#### [Aim of the exercise]
Print all of the lines exactly. Any picture among them stays out.

Excerpts from a figure dataset
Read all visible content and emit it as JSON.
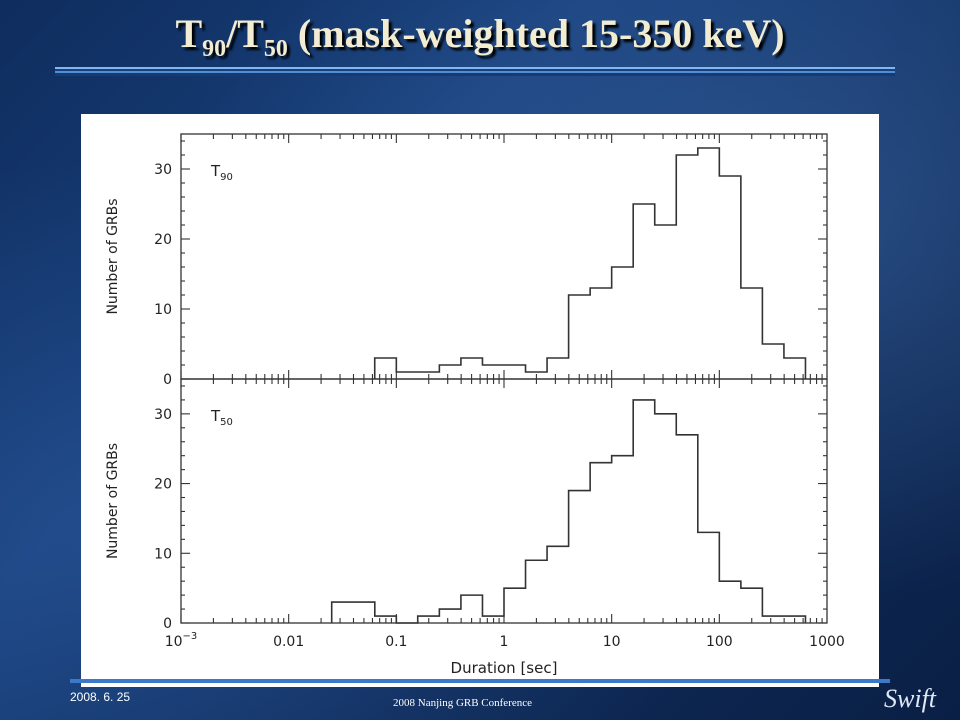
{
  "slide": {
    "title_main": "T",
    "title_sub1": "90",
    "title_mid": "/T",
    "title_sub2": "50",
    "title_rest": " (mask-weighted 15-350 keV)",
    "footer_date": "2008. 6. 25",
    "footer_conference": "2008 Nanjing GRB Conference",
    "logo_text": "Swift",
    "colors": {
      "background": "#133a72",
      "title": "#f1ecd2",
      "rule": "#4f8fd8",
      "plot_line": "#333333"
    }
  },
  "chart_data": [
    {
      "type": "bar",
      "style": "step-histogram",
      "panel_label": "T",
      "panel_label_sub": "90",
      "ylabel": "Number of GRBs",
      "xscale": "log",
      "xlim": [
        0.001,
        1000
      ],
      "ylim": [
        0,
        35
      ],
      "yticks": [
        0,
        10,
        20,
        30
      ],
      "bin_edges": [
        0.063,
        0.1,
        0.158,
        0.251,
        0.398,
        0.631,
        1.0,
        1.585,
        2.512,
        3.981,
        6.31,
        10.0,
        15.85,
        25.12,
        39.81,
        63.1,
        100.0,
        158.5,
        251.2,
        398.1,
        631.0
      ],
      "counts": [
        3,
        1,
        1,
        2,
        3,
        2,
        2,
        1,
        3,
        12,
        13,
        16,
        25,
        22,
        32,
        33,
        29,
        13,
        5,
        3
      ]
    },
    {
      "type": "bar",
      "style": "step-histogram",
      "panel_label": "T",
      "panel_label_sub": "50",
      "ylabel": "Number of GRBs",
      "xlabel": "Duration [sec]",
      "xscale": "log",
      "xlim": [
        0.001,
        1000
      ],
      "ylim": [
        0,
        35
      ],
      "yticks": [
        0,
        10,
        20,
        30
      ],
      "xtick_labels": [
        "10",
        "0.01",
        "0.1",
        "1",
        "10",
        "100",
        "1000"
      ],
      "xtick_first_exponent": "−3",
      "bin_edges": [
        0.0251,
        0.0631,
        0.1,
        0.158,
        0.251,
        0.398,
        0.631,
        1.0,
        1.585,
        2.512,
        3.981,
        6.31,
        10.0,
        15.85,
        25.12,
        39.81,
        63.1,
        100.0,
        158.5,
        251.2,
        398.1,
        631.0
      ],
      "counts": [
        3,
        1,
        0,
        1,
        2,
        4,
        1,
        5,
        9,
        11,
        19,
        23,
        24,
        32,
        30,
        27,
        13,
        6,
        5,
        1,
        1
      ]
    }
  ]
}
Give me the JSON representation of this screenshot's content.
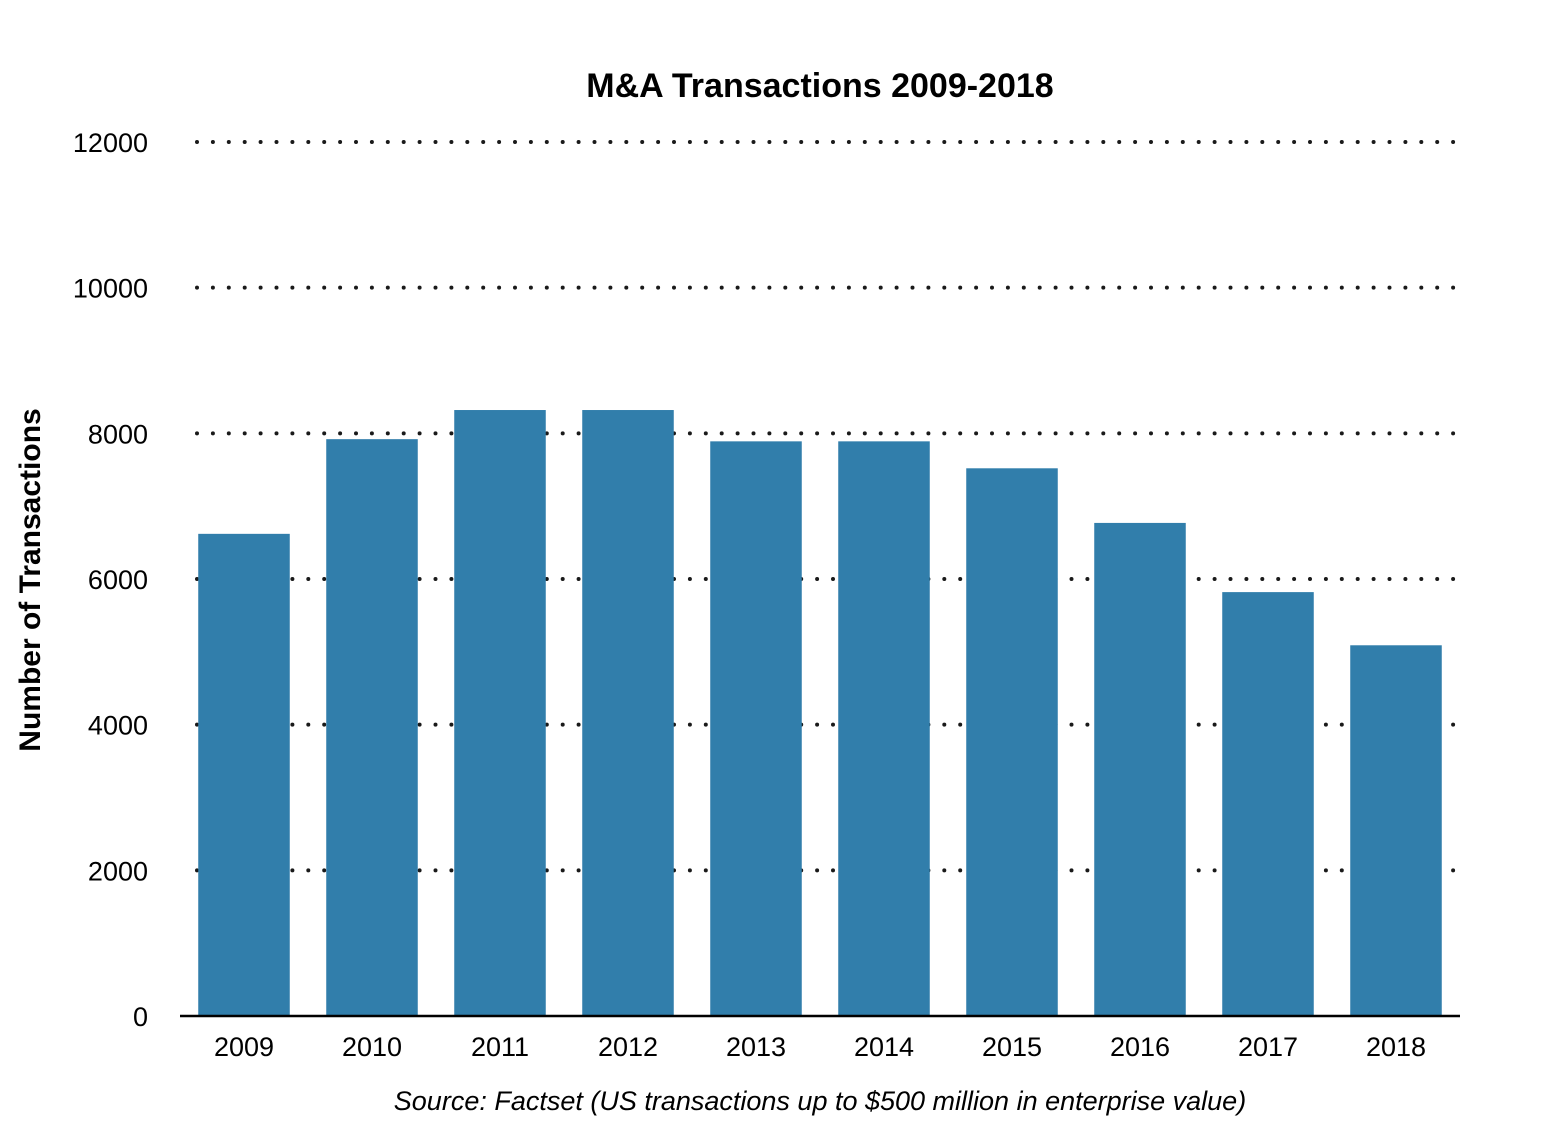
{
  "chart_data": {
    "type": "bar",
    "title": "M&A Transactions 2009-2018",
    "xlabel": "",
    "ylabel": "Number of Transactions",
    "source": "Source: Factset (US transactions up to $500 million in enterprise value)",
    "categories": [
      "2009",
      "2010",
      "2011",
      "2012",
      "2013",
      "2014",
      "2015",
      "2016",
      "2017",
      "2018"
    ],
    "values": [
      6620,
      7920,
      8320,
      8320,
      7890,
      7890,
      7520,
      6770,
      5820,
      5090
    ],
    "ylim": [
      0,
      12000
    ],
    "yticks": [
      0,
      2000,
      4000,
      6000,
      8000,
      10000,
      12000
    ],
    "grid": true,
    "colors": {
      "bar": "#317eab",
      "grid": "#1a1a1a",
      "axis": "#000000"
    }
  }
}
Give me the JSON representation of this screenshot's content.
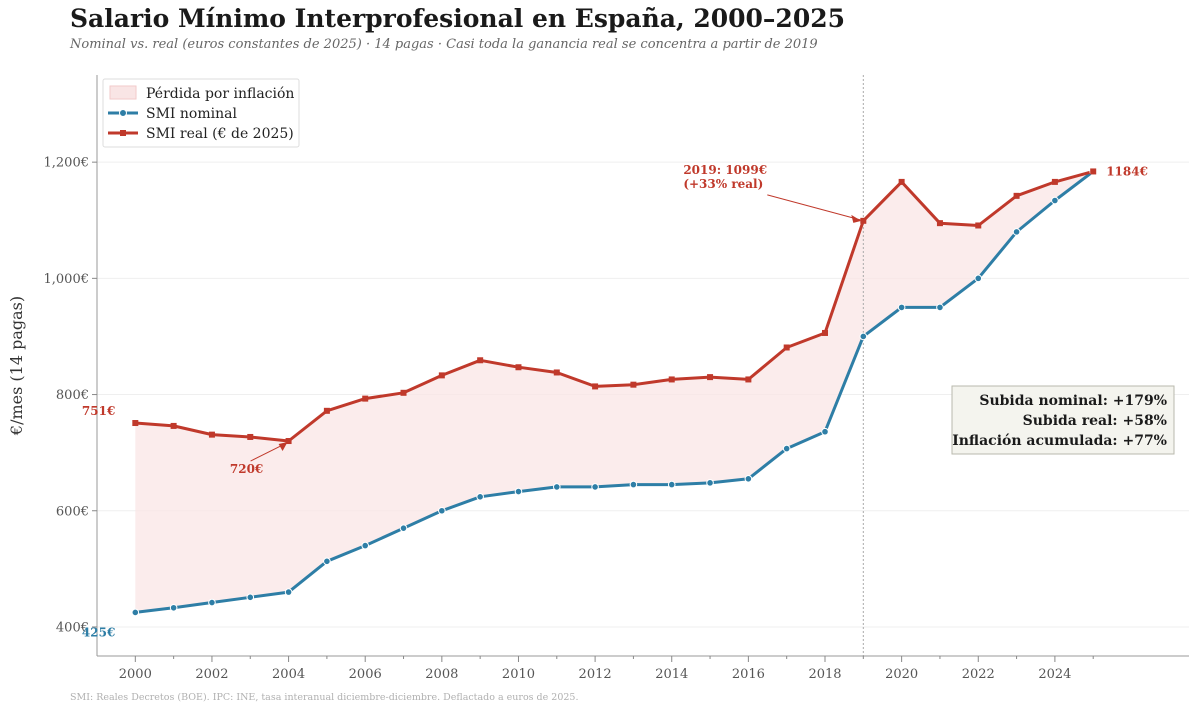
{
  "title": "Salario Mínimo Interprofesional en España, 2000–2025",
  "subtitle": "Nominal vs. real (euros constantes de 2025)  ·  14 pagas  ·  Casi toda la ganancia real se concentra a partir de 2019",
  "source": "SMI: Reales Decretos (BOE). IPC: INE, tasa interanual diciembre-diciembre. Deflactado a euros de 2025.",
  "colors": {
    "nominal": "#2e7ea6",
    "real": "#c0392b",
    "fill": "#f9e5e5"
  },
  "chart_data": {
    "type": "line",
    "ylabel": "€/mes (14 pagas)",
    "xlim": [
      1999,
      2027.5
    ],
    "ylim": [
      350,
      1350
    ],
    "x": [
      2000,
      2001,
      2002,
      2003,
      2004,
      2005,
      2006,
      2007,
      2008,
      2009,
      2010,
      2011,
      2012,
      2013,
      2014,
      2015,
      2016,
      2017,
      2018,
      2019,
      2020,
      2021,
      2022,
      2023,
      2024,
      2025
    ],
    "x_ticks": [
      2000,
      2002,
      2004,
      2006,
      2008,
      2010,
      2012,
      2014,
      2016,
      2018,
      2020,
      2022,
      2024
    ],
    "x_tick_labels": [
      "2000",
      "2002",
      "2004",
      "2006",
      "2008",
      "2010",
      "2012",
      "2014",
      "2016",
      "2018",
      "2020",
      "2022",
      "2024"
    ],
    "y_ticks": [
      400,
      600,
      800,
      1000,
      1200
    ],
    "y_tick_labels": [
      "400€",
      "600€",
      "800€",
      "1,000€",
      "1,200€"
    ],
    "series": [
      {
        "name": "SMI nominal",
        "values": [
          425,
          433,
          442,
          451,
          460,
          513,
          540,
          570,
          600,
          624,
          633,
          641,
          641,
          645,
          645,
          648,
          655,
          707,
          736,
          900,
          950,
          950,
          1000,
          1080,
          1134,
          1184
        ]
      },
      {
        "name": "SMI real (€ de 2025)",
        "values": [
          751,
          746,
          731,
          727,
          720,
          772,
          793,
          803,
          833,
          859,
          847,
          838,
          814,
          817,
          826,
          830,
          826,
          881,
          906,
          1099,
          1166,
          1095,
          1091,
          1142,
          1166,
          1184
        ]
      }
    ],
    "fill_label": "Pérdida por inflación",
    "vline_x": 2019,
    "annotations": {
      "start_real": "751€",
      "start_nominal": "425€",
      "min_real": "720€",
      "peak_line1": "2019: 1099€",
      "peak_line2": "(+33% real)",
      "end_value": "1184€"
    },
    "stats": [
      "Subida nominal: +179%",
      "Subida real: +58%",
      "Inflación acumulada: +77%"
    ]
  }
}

#### [Solved exercise]
Read all visible content and emit it as JSON.
{
  "slide": {
    "title_main": "T",
    "title_sub1": "90",
    "title_mid": "/T",
    "title_sub2": "50",
    "title_rest": " (mask-weighted 15-350 keV)",
    "footer_date": "2008. 6. 25",
    "footer_conference": "2008 Nanjing GRB Conference",
    "logo_text": "Swift",
    "colors": {
      "background": "#133a72",
      "title": "#f1ecd2",
      "rule": "#4f8fd8",
      "plot_line": "#333333"
    }
  },
  "chart_data": [
    {
      "type": "bar",
      "style": "step-histogram",
      "panel_label": "T",
      "panel_label_sub": "90",
      "ylabel": "Number of GRBs",
      "xscale": "log",
      "xlim": [
        0.001,
        1000
      ],
      "ylim": [
        0,
        35
      ],
      "yticks": [
        0,
        10,
        20,
        30
      ],
      "bin_edges": [
        0.063,
        0.1,
        0.158,
        0.251,
        0.398,
        0.631,
        1.0,
        1.585,
        2.512,
        3.981,
        6.31,
        10.0,
        15.85,
        25.12,
        39.81,
        63.1,
        100.0,
        158.5,
        251.2,
        398.1,
        631.0
      ],
      "counts": [
        3,
        1,
        1,
        2,
        3,
        2,
        2,
        1,
        3,
        12,
        13,
        16,
        25,
        22,
        32,
        33,
        29,
        13,
        5,
        3
      ]
    },
    {
      "type": "bar",
      "style": "step-histogram",
      "panel_label": "T",
      "panel_label_sub": "50",
      "ylabel": "Number of GRBs",
      "xlabel": "Duration [sec]",
      "xscale": "log",
      "xlim": [
        0.001,
        1000
      ],
      "ylim": [
        0,
        35
      ],
      "yticks": [
        0,
        10,
        20,
        30
      ],
      "xtick_labels": [
        "10",
        "0.01",
        "0.1",
        "1",
        "10",
        "100",
        "1000"
      ],
      "xtick_first_exponent": "−3",
      "bin_edges": [
        0.0251,
        0.0631,
        0.1,
        0.158,
        0.251,
        0.398,
        0.631,
        1.0,
        1.585,
        2.512,
        3.981,
        6.31,
        10.0,
        15.85,
        25.12,
        39.81,
        63.1,
        100.0,
        158.5,
        251.2,
        398.1,
        631.0
      ],
      "counts": [
        3,
        1,
        0,
        1,
        2,
        4,
        1,
        5,
        9,
        11,
        19,
        23,
        24,
        32,
        30,
        27,
        13,
        6,
        5,
        1,
        1
      ]
    }
  ]
}
Give me the JSON representation of this screenshot's content.
{
  "chart_data": {
    "type": "bar",
    "title": "M&A Transactions 2009-2018",
    "xlabel": "",
    "ylabel": "Number of Transactions",
    "source": "Source: Factset (US transactions up to $500 million in enterprise value)",
    "categories": [
      "2009",
      "2010",
      "2011",
      "2012",
      "2013",
      "2014",
      "2015",
      "2016",
      "2017",
      "2018"
    ],
    "values": [
      6620,
      7920,
      8320,
      8320,
      7890,
      7890,
      7520,
      6770,
      5820,
      5090
    ],
    "ylim": [
      0,
      12000
    ],
    "yticks": [
      0,
      2000,
      4000,
      6000,
      8000,
      10000,
      12000
    ],
    "grid": true,
    "colors": {
      "bar": "#317eab",
      "grid": "#1a1a1a",
      "axis": "#000000"
    }
  }
}
Give me the JSON representation of this screenshot's content.
{
  "title": "Salario Mínimo Interprofesional en España, 2000–2025",
  "subtitle": "Nominal vs. real (euros constantes de 2025)  ·  14 pagas  ·  Casi toda la ganancia real se concentra a partir de 2019",
  "source": "SMI: Reales Decretos (BOE). IPC: INE, tasa interanual diciembre-diciembre. Deflactado a euros de 2025.",
  "colors": {
    "nominal": "#2e7ea6",
    "real": "#c0392b",
    "fill": "#f9e5e5"
  },
  "chart_data": {
    "type": "line",
    "ylabel": "€/mes (14 pagas)",
    "xlim": [
      1999,
      2027.5
    ],
    "ylim": [
      350,
      1350
    ],
    "x": [
      2000,
      2001,
      2002,
      2003,
      2004,
      2005,
      2006,
      2007,
      2008,
      2009,
      2010,
      2011,
      2012,
      2013,
      2014,
      2015,
      2016,
      2017,
      2018,
      2019,
      2020,
      2021,
      2022,
      2023,
      2024,
      2025
    ],
    "x_ticks": [
      2000,
      2002,
      2004,
      2006,
      2008,
      2010,
      2012,
      2014,
      2016,
      2018,
      2020,
      2022,
      2024
    ],
    "x_tick_labels": [
      "2000",
      "2002",
      "2004",
      "2006",
      "2008",
      "2010",
      "2012",
      "2014",
      "2016",
      "2018",
      "2020",
      "2022",
      "2024"
    ],
    "y_ticks": [
      400,
      600,
      800,
      1000,
      1200
    ],
    "y_tick_labels": [
      "400€",
      "600€",
      "800€",
      "1,000€",
      "1,200€"
    ],
    "series": [
      {
        "name": "SMI nominal",
        "values": [
          425,
          433,
          442,
          451,
          460,
          513,
          540,
          570,
          600,
          624,
          633,
          641,
          641,
          645,
          645,
          648,
          655,
          707,
          736,
          900,
          950,
          950,
          1000,
          1080,
          1134,
          1184
        ]
      },
      {
        "name": "SMI real (€ de 2025)",
        "values": [
          751,
          746,
          731,
          727,
          720,
          772,
          793,
          803,
          833,
          859,
          847,
          838,
          814,
          817,
          826,
          830,
          826,
          881,
          906,
          1099,
          1166,
          1095,
          1091,
          1142,
          1166,
          1184
        ]
      }
    ],
    "fill_label": "Pérdida por inflación",
    "vline_x": 2019,
    "annotations": {
      "start_real": "751€",
      "start_nominal": "425€",
      "min_real": "720€",
      "peak_line1": "2019: 1099€",
      "peak_line2": "(+33% real)",
      "end_value": "1184€"
    },
    "stats": [
      "Subida nominal: +179%",
      "Subida real: +58%",
      "Inflación acumulada: +77%"
    ]
  }
}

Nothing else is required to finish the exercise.